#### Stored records
○ ○ ○ ○
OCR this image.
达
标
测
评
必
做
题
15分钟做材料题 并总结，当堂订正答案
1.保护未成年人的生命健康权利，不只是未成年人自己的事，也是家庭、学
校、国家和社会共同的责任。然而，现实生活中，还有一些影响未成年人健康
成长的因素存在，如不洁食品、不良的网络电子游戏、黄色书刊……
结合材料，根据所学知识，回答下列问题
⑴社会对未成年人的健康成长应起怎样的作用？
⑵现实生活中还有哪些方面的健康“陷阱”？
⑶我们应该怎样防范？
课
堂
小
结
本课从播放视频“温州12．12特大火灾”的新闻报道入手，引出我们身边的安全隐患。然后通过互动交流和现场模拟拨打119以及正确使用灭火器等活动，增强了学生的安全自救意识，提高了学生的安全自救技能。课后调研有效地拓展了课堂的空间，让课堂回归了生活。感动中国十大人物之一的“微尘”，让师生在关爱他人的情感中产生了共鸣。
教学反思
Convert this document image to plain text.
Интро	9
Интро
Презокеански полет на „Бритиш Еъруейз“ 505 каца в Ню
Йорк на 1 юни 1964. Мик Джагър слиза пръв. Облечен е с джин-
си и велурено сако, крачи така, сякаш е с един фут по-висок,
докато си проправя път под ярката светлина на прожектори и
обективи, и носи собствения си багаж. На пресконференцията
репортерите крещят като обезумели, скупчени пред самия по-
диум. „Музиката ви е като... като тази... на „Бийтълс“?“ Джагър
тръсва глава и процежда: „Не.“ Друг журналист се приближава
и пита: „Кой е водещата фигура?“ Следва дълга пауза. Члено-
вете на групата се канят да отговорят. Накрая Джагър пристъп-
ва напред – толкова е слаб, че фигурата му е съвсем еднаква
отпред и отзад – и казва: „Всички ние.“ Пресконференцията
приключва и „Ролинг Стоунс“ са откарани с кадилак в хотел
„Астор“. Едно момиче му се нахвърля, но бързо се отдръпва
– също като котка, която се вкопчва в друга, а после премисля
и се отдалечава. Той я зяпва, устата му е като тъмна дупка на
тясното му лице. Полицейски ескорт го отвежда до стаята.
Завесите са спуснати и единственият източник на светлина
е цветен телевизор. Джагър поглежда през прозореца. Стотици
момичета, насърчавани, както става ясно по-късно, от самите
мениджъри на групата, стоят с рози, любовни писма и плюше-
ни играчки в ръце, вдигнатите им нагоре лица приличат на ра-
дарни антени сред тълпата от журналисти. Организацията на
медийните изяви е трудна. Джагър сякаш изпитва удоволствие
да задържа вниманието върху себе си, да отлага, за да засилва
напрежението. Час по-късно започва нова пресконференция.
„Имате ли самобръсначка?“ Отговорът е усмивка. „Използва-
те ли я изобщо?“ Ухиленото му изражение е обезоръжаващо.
○ ○ ○ ○
#### AIM OF THE TASK
In the records above, how many lines include "светлина"? Give that number and nothing more.

#### CORRECT ANSWER
2